■ **What you have to do**: Every entry that follows needs to be repeated exactly.

■ **Provided records**:

↓

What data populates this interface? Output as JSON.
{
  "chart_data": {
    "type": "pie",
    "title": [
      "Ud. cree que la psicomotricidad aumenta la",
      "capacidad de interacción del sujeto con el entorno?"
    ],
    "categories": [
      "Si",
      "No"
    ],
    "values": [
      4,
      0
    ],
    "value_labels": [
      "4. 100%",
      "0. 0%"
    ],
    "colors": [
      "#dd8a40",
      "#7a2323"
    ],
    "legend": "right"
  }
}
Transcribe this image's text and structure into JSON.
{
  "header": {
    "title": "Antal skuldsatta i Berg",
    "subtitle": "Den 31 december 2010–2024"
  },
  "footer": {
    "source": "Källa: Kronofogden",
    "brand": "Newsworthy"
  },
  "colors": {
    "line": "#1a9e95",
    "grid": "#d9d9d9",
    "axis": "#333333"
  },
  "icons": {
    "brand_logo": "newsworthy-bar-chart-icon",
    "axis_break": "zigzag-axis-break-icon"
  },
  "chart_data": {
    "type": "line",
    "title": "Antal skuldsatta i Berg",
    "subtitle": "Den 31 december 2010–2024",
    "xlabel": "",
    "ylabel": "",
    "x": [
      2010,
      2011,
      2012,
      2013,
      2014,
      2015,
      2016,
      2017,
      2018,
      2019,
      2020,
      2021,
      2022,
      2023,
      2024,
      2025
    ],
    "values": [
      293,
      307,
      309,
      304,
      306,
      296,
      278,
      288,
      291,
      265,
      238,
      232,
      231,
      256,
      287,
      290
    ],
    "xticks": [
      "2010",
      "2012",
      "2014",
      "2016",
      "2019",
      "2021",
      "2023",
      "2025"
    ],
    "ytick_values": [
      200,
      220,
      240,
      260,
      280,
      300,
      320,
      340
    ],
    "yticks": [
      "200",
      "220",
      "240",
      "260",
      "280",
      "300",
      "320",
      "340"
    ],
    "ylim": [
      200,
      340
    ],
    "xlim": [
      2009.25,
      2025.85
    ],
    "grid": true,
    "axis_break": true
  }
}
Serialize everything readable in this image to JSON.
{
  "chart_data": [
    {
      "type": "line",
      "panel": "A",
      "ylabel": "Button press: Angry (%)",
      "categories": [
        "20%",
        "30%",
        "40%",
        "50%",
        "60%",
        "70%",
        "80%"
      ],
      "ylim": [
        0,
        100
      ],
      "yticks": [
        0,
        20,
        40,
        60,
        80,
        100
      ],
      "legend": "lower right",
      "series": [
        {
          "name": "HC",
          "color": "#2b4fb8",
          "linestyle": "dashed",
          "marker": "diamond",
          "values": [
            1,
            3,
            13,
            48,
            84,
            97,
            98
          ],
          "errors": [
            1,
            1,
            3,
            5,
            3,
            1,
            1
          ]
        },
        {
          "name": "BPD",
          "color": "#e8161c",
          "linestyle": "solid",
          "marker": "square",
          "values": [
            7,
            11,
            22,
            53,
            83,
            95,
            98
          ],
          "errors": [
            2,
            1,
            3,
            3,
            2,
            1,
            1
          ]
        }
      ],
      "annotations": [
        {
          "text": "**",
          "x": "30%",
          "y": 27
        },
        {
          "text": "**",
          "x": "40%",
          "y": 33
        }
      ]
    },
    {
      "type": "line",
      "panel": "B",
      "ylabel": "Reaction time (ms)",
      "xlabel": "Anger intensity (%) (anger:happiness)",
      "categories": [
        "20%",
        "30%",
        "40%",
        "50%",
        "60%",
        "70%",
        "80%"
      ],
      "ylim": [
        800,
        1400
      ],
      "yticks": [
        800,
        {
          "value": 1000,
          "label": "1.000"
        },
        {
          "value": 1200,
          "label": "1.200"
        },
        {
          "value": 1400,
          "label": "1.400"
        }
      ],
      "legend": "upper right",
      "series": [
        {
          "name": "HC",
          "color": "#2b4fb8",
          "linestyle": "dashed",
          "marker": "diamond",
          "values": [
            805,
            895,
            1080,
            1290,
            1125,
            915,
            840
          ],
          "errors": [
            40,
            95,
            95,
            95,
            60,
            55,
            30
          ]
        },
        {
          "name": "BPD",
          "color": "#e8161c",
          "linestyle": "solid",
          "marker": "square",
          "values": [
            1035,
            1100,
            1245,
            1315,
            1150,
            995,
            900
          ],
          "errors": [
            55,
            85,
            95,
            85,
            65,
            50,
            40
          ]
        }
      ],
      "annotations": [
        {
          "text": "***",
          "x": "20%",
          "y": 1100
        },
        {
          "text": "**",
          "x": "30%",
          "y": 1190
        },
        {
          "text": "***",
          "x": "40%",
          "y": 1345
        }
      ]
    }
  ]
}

↑

■ **Task answer**:
What data populates this interface? Output as JSON.
{
  "chart_data": {
    "type": "pie",
    "title": [
      "Ud. cree que la psicomotricidad aumenta la",
      "capacidad de interacción del sujeto con el entorno?"
    ],
    "categories": [
      "Si",
      "No"
    ],
    "values": [
      4,
      0
    ],
    "value_labels": [
      "4. 100%",
      "0. 0%"
    ],
    "colors": [
      "#dd8a40",
      "#7a2323"
    ],
    "legend": "right"
  }
}
Transcribe this image's text and structure into JSON.
{
  "header": {
    "title": "Antal skuldsatta i Berg",
    "subtitle": "Den 31 december 2010–2024"
  },
  "footer": {
    "source": "Källa: Kronofogden",
    "brand": "Newsworthy"
  },
  "colors": {
    "line": "#1a9e95",
    "grid": "#d9d9d9",
    "axis": "#333333"
  },
  "icons": {
    "brand_logo": "newsworthy-bar-chart-icon",
    "axis_break": "zigzag-axis-break-icon"
  },
  "chart_data": {
    "type": "line",
    "title": "Antal skuldsatta i Berg",
    "subtitle": "Den 31 december 2010–2024",
    "xlabel": "",
    "ylabel": "",
    "x": [
      2010,
      2011,
      2012,
      2013,
      2014,
      2015,
      2016,
      2017,
      2018,
      2019,
      2020,
      2021,
      2022,
      2023,
      2024,
      2025
    ],
    "values": [
      293,
      307,
      309,
      304,
      306,
      296,
      278,
      288,
      291,
      265,
      238,
      232,
      231,
      256,
      287,
      290
    ],
    "xticks": [
      "2010",
      "2012",
      "2014",
      "2016",
      "2019",
      "2021",
      "2023",
      "2025"
    ],
    "ytick_values": [
      200,
      220,
      240,
      260,
      280,
      300,
      320,
      340
    ],
    "yticks": [
      "200",
      "220",
      "240",
      "260",
      "280",
      "300",
      "320",
      "340"
    ],
    "ylim": [
      200,
      340
    ],
    "xlim": [
      2009.25,
      2025.85
    ],
    "grid": true,
    "axis_break": true
  }
}
Serialize everything readable in this image to JSON.
{
  "chart_data": [
    {
      "type": "line",
      "panel": "A",
      "ylabel": "Button press: Angry (%)",
      "categories": [
        "20%",
        "30%",
        "40%",
        "50%",
        "60%",
        "70%",
        "80%"
      ],
      "ylim": [
        0,
        100
      ],
      "yticks": [
        0,
        20,
        40,
        60,
        80,
        100
      ],
      "legend": "lower right",
      "series": [
        {
          "name": "HC",
          "color": "#2b4fb8",
          "linestyle": "dashed",
          "marker": "diamond",
          "values": [
            1,
            3,
            13,
            48,
            84,
            97,
            98
          ],
          "errors": [
            1,
            1,
            3,
            5,
            3,
            1,
            1
          ]
        },
        {
          "name": "BPD",
          "color": "#e8161c",
          "linestyle": "solid",
          "marker": "square",
          "values": [
            7,
            11,
            22,
            53,
            83,
            95,
            98
          ],
          "errors": [
            2,
            1,
            3,
            3,
            2,
            1,
            1
          ]
        }
      ],
      "annotations": [
        {
          "text": "**",
          "x": "30%",
          "y": 27
        },
        {
          "text": "**",
          "x": "40%",
          "y": 33
        }
      ]
    },
    {
      "type": "line",
      "panel": "B",
      "ylabel": "Reaction time (ms)",
      "xlabel": "Anger intensity (%) (anger:happiness)",
      "categories": [
        "20%",
        "30%",
        "40%",
        "50%",
        "60%",
        "70%",
        "80%"
      ],
      "ylim": [
        800,
        1400
      ],
      "yticks": [
        800,
        {
          "value": 1000,
          "label": "1.000"
        },
        {
          "value": 1200,
          "label": "1.200"
        },
        {
          "value": 1400,
          "label": "1.400"
        }
      ],
      "legend": "upper right",
      "series": [
        {
          "name": "HC",
          "color": "#2b4fb8",
          "linestyle": "dashed",
          "marker": "diamond",
          "values": [
            805,
            895,
            1080,
            1290,
            1125,
            915,
            840
          ],
          "errors": [
            40,
            95,
            95,
            95,
            60,
            55,
            30
          ]
        },
        {
          "name": "BPD",
          "color": "#e8161c",
          "linestyle": "solid",
          "marker": "square",
          "values": [
            1035,
            1100,
            1245,
            1315,
            1150,
            995,
            900
          ],
          "errors": [
            55,
            85,
            95,
            85,
            65,
            50,
            40
          ]
        }
      ],
      "annotations": [
        {
          "text": "***",
          "x": "20%",
          "y": 1100
        },
        {
          "text": "**",
          "x": "30%",
          "y": 1190
        },
        {
          "text": "***",
          "x": "40%",
          "y": 1345
        }
      ]
    }
  ]
}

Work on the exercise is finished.